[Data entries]
>> start
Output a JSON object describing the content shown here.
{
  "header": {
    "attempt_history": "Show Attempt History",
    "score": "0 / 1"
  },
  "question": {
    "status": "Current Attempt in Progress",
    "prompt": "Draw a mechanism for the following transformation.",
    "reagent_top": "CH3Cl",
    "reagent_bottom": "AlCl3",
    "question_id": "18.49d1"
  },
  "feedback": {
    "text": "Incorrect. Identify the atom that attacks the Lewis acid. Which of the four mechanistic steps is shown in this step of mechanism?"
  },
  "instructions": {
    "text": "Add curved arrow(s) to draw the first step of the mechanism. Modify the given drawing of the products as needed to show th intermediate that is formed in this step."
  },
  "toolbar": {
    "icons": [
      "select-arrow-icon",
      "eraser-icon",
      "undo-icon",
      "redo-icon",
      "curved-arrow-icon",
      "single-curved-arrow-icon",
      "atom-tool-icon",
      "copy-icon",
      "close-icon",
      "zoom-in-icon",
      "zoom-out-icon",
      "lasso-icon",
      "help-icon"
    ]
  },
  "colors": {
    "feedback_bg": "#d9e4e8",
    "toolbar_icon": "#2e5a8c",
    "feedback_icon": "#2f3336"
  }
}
>> end
Find every line that has "Attempt" in it, then return those lines.

→ Completed task:
    "attempt_history": "Show Attempt History",
    "status": "Current Attempt in Progress",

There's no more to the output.